§ To do
Search the data for the word "JSON". Reproduce every line where it is found.

----

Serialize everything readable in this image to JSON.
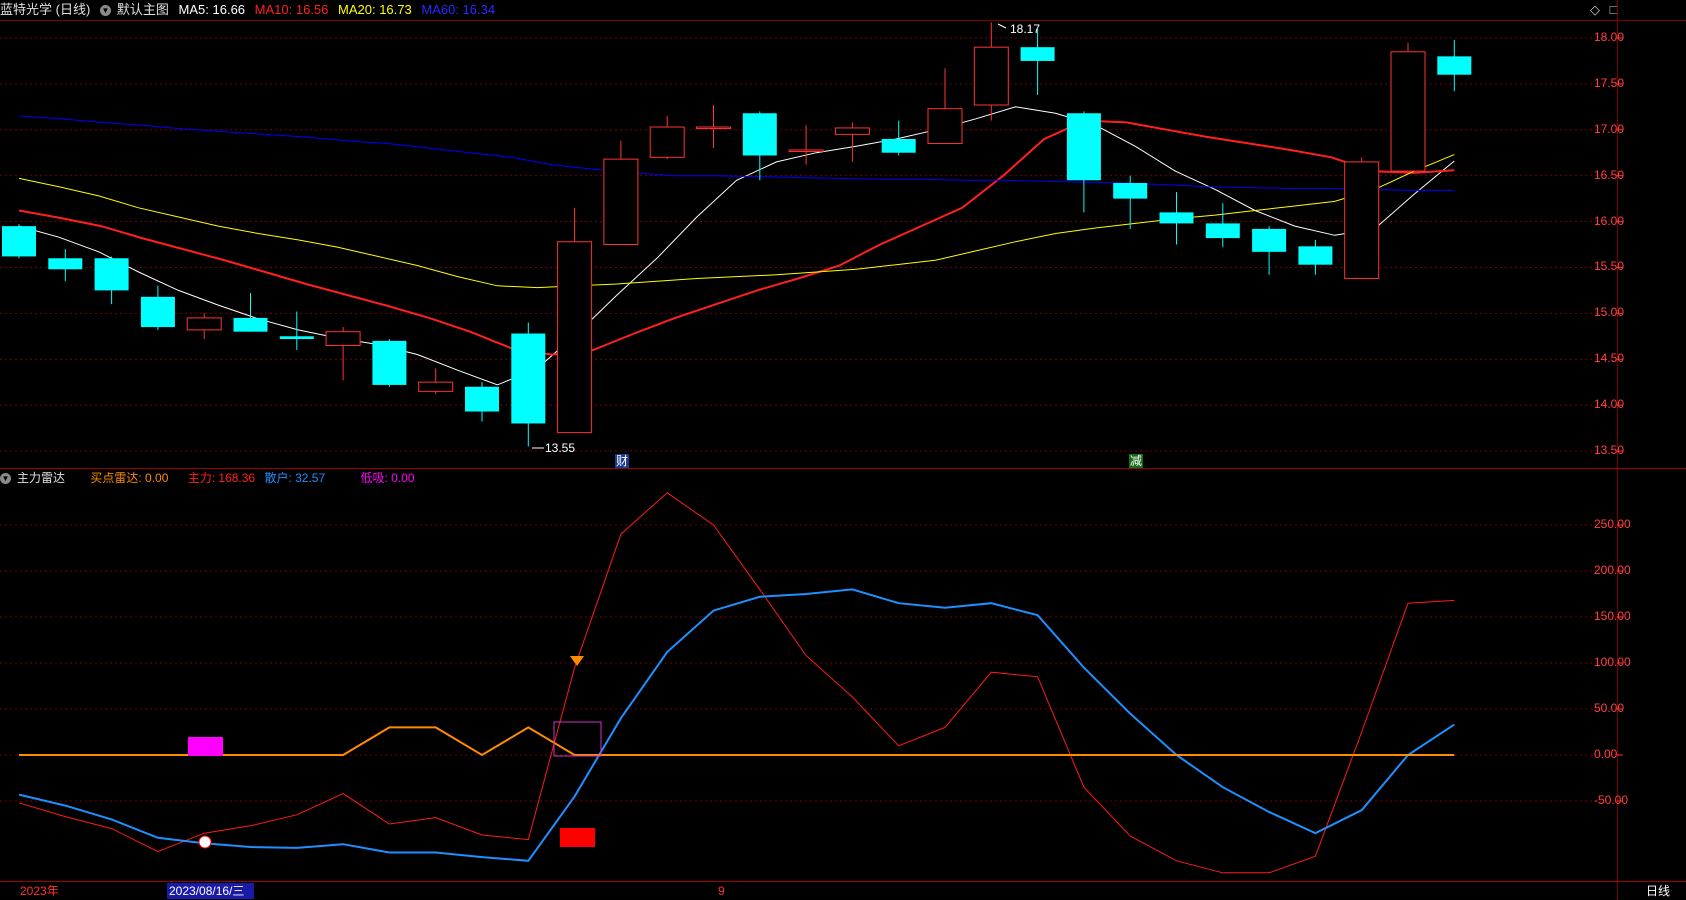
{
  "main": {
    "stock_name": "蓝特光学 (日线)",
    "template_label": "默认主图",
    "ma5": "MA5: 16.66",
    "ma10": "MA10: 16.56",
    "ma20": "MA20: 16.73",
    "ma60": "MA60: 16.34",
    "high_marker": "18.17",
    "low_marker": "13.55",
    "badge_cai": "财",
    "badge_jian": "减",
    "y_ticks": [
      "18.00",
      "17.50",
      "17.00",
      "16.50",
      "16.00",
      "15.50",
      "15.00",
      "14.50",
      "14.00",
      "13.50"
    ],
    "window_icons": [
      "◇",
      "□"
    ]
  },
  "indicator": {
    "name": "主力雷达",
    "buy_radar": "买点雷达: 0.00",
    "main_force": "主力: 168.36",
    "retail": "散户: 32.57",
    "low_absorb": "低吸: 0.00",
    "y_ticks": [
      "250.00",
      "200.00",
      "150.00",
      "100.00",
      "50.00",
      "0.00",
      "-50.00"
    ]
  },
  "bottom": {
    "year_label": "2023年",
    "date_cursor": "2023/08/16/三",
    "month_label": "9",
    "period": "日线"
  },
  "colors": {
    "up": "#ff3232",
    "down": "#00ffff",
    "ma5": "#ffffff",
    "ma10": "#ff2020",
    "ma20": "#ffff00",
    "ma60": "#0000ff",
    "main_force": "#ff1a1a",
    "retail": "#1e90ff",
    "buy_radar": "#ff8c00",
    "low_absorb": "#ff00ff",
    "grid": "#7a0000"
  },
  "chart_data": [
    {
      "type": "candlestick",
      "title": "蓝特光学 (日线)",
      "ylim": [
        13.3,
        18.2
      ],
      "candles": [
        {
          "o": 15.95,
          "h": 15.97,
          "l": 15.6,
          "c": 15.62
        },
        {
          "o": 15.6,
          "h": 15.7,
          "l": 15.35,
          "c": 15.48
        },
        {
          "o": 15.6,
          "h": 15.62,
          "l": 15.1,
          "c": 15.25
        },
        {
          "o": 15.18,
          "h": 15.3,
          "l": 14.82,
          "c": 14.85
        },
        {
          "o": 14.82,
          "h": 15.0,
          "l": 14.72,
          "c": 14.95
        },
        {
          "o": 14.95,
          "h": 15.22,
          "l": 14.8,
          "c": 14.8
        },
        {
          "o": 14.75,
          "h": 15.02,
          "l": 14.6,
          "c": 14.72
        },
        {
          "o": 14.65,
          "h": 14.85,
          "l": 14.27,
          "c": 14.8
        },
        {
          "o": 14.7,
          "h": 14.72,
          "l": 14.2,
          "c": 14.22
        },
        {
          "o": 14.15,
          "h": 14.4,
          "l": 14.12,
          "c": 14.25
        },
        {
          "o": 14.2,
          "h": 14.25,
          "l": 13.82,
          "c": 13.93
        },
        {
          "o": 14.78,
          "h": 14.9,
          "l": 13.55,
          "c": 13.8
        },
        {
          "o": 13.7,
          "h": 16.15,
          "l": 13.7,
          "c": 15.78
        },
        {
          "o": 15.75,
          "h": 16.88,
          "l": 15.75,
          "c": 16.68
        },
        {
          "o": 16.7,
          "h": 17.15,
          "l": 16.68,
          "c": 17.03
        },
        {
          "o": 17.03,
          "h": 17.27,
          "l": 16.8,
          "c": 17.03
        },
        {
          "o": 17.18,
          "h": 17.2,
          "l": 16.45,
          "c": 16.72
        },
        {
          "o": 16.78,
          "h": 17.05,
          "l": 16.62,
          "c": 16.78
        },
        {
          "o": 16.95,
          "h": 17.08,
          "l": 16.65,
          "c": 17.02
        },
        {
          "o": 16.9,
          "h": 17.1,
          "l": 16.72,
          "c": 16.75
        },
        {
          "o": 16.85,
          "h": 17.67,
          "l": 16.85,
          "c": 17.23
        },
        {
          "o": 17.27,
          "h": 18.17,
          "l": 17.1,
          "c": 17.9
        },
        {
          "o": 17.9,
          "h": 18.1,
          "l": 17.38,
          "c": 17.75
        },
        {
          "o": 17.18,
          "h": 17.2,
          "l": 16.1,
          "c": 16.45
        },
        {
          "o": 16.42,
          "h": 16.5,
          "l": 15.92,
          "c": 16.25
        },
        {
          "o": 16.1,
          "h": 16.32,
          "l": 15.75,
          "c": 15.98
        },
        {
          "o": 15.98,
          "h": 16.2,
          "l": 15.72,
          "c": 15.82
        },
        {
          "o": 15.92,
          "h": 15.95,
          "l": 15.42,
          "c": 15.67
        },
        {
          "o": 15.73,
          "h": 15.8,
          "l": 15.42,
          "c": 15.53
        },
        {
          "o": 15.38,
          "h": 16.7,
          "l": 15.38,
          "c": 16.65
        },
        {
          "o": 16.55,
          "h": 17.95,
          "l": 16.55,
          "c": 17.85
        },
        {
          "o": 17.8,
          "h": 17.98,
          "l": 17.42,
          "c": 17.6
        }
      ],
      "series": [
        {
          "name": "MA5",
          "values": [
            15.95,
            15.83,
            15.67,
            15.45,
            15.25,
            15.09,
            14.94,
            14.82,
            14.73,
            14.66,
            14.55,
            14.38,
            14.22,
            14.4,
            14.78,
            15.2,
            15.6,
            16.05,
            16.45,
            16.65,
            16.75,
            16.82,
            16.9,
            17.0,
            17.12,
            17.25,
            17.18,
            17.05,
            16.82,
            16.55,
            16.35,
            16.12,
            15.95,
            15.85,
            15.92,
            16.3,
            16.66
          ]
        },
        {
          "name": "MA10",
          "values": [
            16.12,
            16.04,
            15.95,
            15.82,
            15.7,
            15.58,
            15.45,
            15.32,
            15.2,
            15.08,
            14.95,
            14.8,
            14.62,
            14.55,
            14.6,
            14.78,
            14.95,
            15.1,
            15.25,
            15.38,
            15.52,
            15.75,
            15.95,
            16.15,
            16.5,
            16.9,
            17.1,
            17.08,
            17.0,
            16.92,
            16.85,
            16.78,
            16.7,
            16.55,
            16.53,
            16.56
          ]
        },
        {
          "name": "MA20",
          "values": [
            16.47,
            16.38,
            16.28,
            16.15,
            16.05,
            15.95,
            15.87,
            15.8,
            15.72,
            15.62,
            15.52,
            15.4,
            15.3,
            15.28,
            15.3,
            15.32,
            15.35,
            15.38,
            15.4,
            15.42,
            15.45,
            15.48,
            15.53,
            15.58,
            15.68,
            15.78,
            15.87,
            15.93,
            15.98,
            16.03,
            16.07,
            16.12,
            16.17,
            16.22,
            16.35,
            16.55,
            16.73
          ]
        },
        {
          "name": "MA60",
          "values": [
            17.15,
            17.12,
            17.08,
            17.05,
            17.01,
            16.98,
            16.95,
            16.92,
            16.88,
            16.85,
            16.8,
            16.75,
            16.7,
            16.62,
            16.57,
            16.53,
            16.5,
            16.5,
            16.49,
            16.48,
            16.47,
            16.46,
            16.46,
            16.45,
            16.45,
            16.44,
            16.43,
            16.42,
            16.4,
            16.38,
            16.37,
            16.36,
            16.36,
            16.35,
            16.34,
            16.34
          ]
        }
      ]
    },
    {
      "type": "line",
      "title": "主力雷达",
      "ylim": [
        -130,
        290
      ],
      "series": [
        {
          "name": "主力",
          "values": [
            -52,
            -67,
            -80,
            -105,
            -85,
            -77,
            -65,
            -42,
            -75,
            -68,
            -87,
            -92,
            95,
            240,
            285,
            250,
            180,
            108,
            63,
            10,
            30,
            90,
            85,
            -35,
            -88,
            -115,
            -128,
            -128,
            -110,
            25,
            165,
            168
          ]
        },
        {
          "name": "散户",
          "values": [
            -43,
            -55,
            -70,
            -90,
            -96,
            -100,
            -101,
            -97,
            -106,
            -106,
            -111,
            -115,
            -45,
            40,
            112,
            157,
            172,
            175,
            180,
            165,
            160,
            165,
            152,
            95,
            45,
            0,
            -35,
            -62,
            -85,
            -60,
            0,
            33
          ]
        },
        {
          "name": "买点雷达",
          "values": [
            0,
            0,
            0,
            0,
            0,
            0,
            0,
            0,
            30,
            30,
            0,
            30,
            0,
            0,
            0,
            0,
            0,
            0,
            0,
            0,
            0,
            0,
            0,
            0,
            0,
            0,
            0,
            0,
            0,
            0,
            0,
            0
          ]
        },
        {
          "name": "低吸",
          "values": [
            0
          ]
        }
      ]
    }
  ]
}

----

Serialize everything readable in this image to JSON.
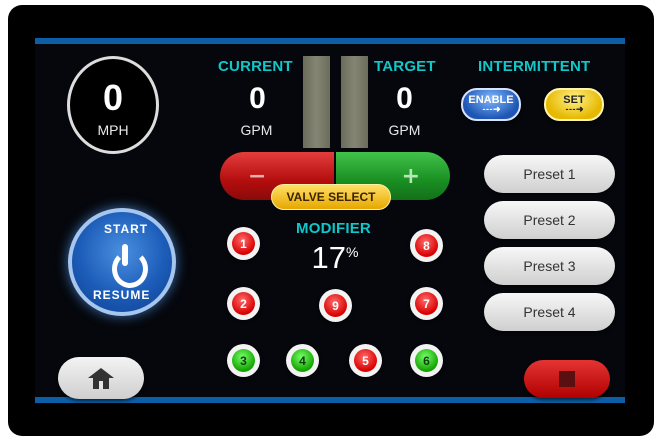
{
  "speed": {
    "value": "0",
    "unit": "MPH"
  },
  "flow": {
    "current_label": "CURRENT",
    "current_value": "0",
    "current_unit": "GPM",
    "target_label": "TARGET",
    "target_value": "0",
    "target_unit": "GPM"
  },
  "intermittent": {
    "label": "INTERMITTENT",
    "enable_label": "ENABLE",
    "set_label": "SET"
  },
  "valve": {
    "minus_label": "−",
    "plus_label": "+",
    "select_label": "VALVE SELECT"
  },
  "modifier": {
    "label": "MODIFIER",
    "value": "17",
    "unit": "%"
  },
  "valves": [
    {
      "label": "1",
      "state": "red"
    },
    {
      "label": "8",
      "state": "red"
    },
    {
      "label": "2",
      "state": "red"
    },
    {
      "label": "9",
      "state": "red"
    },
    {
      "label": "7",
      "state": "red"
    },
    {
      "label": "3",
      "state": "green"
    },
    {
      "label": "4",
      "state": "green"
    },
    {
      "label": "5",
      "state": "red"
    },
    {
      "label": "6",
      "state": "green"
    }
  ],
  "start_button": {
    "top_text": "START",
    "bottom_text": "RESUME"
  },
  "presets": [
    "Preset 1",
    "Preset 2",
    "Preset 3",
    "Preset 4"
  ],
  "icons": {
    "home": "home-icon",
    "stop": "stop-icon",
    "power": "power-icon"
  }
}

----

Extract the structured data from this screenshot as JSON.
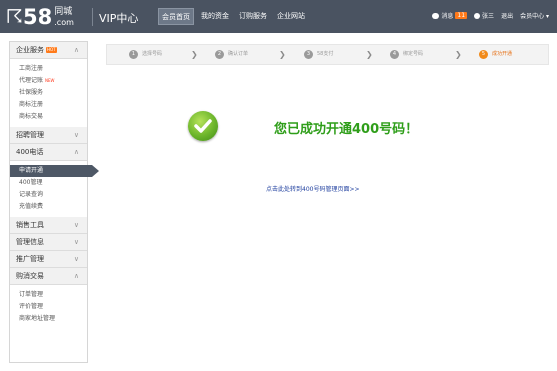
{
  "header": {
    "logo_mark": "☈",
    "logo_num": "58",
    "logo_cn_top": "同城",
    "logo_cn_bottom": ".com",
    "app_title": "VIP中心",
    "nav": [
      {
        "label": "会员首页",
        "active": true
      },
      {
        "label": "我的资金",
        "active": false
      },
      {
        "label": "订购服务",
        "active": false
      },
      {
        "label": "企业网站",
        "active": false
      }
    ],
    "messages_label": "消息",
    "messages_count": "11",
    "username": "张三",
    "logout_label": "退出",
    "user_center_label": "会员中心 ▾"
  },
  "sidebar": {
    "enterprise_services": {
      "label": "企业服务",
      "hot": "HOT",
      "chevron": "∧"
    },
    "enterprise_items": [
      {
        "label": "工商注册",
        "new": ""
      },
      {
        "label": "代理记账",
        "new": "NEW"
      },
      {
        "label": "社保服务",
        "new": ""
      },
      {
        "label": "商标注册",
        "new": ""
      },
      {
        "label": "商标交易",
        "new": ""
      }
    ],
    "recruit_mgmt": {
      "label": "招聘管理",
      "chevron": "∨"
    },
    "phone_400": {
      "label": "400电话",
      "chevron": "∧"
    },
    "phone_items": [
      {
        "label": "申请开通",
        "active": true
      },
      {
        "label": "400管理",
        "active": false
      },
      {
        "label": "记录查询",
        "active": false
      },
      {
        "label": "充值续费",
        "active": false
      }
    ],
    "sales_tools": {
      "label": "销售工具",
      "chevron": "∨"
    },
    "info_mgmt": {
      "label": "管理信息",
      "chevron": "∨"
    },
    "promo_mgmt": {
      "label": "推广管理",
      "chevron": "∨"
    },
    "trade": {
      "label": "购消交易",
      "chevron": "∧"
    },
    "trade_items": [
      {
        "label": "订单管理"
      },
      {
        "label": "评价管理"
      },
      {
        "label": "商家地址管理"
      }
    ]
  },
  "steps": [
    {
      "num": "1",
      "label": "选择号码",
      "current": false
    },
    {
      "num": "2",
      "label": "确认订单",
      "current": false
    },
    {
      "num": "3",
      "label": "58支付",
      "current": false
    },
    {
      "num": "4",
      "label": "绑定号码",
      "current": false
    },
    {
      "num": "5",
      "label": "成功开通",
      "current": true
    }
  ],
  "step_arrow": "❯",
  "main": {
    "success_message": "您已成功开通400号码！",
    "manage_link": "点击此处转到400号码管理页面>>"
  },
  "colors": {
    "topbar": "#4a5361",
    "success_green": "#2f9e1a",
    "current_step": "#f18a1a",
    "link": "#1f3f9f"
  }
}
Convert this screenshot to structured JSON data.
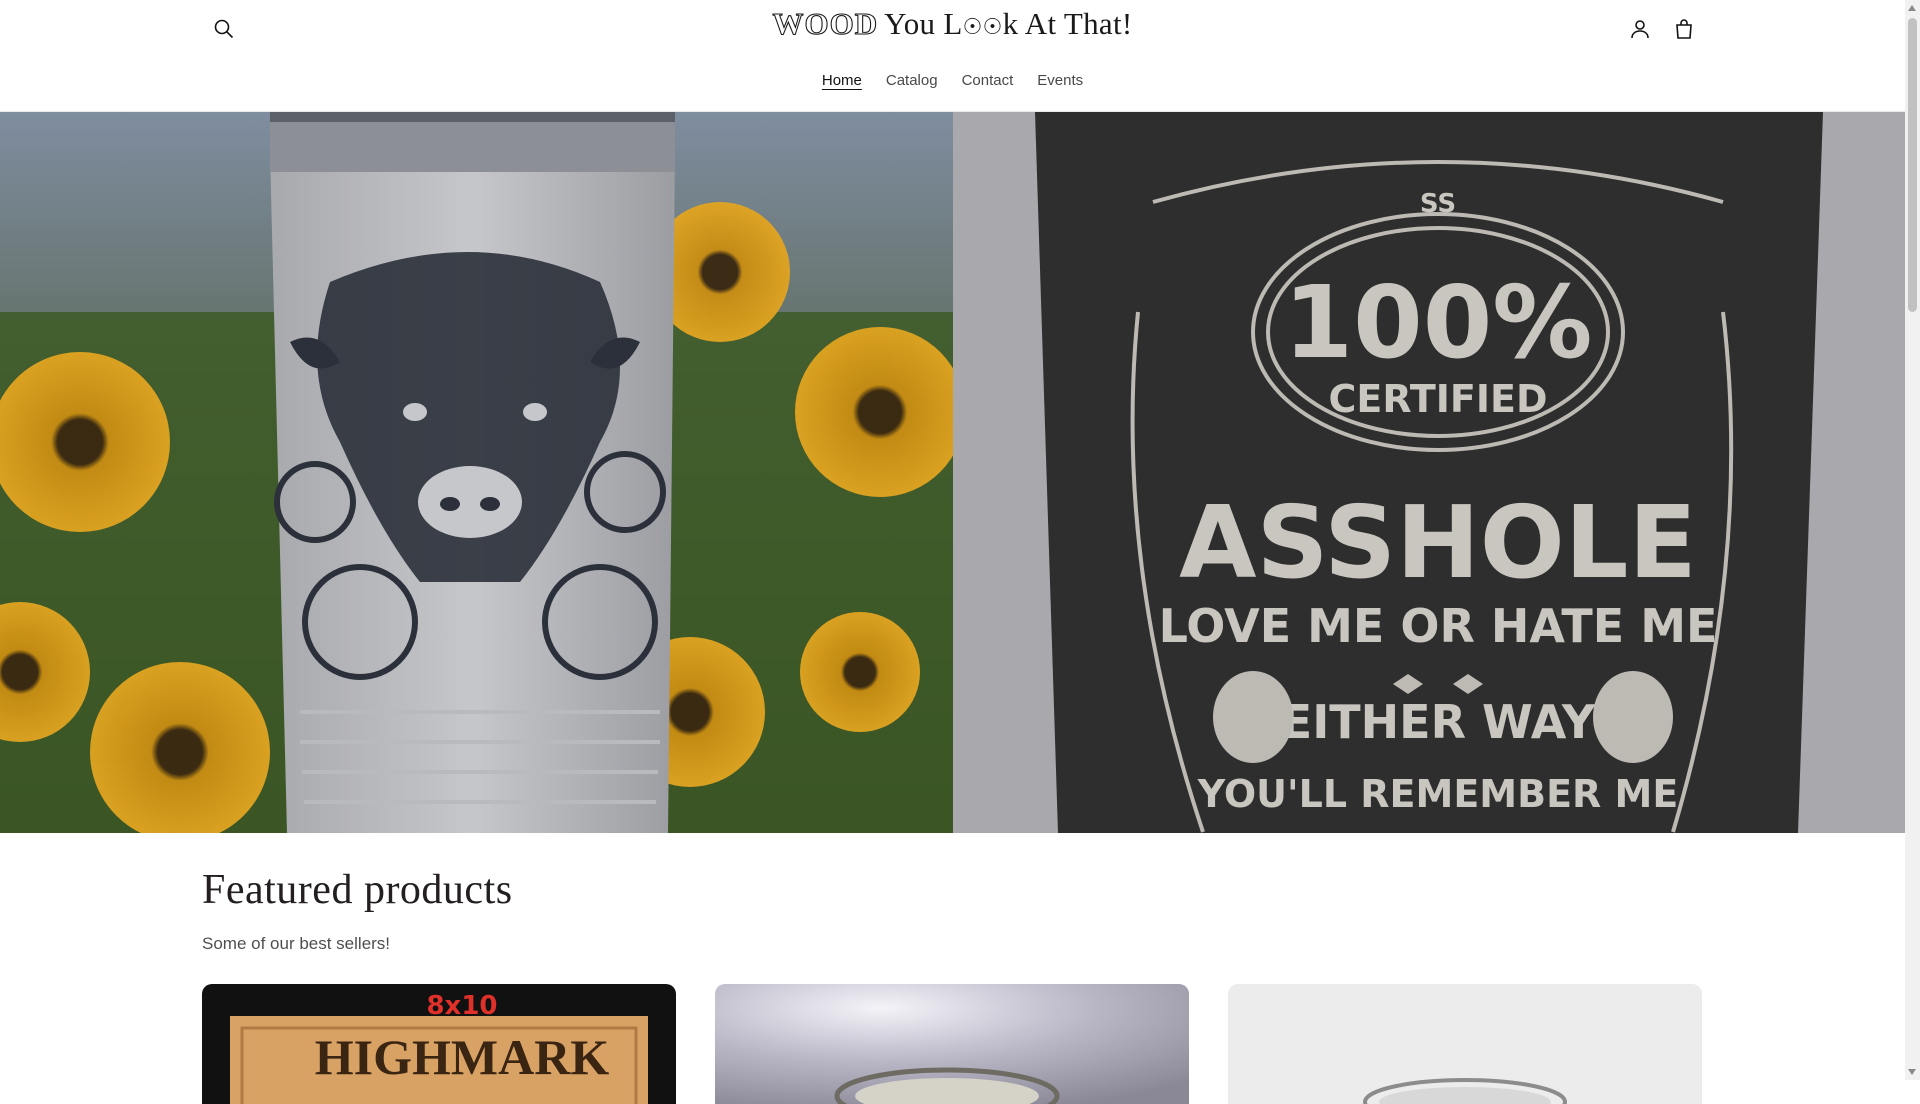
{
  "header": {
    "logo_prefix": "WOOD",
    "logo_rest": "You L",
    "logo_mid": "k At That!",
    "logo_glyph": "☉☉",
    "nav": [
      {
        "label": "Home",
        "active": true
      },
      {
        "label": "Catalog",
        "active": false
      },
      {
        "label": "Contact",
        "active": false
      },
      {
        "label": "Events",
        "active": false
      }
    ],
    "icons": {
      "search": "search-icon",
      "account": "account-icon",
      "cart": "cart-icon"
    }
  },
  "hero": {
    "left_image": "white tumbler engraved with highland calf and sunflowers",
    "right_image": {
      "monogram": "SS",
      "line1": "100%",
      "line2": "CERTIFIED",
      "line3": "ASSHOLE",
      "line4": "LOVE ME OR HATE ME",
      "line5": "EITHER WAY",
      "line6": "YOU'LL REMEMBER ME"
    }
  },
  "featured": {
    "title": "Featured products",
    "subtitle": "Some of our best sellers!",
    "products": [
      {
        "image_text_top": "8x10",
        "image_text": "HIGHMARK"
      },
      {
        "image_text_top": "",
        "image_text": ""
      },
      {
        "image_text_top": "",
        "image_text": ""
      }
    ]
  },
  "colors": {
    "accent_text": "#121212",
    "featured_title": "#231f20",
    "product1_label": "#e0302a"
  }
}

----

§ In response
Serialize everything readable in this image to JSON.
Serialize everything readable in this image to JSON.
Extract the structured data from this screenshot as JSON.
Convert this screenshot to structured JSON data.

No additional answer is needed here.